[Task to complete]
In the listing that follows, how many lines contain the string "name"? Provide only the number.

[Given records]
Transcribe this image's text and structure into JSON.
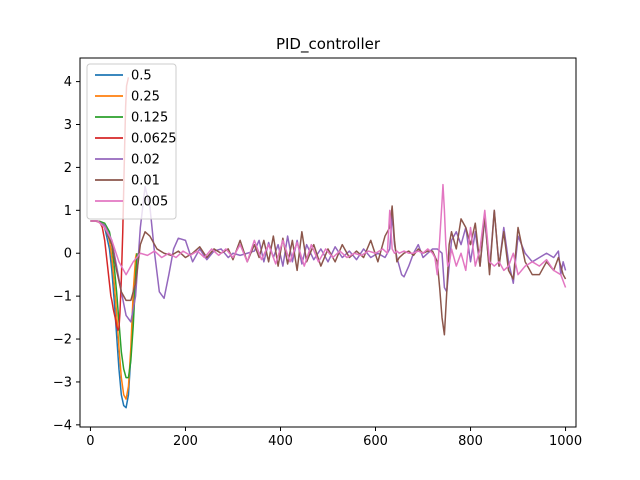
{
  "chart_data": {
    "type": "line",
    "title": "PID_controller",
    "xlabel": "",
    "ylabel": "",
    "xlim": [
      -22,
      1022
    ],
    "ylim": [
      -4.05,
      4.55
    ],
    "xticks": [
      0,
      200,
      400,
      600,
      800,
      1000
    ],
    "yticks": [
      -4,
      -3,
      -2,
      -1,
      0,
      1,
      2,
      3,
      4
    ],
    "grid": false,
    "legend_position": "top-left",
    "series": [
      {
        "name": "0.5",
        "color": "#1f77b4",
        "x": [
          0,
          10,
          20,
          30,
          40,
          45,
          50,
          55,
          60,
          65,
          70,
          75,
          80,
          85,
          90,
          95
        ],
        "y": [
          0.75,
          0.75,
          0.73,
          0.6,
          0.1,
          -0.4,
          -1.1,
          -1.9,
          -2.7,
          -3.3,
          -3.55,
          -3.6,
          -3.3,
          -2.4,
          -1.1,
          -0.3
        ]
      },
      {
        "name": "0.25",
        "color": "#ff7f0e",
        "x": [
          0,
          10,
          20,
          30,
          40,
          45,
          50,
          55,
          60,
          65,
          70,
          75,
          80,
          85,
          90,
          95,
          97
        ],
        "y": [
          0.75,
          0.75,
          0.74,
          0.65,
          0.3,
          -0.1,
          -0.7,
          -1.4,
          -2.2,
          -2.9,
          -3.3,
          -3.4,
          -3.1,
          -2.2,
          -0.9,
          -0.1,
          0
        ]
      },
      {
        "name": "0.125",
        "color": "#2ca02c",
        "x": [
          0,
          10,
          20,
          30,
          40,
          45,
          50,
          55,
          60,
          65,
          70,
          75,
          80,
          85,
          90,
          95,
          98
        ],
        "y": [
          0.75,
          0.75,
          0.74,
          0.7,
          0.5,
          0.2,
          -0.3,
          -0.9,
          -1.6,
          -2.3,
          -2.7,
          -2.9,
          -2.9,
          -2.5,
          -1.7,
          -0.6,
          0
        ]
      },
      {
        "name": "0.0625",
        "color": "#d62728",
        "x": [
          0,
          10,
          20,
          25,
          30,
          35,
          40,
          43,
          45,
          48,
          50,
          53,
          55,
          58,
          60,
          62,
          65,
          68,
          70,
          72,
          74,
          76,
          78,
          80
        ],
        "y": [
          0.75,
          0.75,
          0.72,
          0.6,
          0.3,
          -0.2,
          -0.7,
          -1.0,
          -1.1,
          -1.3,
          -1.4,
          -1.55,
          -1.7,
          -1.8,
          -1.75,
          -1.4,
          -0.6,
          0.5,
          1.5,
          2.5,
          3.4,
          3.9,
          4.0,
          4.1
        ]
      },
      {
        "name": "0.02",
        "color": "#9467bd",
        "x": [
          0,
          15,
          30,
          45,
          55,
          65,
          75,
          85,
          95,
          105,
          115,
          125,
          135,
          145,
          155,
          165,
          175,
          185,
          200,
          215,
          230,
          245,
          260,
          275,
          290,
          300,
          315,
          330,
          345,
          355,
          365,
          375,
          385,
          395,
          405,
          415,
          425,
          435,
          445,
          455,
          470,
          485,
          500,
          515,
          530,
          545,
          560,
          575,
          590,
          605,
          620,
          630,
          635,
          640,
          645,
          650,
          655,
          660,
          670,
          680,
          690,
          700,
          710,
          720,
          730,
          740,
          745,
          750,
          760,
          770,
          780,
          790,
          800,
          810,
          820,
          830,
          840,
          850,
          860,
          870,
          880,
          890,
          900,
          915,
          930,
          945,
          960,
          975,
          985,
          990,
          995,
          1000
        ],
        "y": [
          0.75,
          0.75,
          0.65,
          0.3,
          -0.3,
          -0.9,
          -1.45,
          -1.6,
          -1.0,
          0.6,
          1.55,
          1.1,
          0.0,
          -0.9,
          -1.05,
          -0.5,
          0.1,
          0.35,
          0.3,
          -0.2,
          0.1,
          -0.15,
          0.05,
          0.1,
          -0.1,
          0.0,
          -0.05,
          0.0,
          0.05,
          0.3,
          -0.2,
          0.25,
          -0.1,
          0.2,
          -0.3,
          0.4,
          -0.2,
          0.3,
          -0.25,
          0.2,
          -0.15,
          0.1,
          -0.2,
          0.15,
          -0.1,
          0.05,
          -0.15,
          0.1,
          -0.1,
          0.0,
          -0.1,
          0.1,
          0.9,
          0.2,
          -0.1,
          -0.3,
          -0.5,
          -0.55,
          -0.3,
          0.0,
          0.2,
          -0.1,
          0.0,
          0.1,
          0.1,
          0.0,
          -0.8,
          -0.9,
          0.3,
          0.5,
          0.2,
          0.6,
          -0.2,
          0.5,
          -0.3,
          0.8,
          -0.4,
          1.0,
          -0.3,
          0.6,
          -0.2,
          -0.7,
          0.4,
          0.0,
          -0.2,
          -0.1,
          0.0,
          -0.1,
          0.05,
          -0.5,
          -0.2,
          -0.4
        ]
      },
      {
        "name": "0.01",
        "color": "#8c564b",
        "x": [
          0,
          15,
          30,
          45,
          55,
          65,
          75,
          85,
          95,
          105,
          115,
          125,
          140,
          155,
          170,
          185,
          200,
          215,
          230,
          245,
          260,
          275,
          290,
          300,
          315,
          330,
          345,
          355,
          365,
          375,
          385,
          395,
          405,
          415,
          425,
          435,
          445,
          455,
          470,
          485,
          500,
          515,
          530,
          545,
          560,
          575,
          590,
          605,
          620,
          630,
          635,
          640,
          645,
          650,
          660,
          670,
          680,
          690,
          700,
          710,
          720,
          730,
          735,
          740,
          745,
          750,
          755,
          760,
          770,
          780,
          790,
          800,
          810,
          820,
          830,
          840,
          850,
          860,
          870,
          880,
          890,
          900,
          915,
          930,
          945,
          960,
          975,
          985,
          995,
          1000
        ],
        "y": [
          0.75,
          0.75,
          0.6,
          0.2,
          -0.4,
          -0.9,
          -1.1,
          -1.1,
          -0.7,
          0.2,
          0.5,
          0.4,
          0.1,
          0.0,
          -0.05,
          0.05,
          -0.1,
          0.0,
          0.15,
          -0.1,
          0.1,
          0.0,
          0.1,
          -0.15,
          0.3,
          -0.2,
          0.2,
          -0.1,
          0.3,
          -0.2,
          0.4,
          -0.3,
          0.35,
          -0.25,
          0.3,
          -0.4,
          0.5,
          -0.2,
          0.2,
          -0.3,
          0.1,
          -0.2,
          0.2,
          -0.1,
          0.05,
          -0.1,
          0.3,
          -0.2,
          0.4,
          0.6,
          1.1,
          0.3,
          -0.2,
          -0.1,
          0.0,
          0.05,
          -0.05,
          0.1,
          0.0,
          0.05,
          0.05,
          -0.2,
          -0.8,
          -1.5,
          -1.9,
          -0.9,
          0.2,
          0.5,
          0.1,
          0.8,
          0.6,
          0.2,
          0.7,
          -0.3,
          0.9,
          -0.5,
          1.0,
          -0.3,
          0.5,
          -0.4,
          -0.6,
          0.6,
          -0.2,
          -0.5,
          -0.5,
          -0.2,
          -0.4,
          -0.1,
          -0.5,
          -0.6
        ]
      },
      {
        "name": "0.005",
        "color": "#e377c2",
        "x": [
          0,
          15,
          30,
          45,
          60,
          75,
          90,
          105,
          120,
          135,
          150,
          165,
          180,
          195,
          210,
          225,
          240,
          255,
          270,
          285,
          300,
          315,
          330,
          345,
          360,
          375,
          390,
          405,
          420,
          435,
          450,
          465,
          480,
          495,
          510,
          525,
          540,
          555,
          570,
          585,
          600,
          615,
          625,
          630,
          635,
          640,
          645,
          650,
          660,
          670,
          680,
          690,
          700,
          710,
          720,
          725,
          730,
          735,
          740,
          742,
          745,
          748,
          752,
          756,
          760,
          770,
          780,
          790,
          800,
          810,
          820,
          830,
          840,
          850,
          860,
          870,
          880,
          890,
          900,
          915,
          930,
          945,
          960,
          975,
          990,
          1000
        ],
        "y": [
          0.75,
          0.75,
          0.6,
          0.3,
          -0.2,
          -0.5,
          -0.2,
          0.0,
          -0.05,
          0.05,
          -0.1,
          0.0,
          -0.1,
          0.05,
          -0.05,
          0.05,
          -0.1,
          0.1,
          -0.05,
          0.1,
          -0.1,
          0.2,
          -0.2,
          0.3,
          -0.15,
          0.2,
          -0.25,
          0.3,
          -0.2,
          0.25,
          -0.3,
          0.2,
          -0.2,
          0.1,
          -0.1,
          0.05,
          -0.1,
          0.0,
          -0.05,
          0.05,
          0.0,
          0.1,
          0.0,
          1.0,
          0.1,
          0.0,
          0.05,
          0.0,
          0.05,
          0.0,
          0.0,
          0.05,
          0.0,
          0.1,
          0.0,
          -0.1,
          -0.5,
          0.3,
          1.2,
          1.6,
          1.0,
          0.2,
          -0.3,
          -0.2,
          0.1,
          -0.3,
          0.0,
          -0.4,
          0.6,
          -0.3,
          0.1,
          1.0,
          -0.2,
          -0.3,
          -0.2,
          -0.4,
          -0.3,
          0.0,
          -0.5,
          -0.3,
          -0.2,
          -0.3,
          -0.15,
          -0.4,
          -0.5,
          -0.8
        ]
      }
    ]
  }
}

[Written answer]
7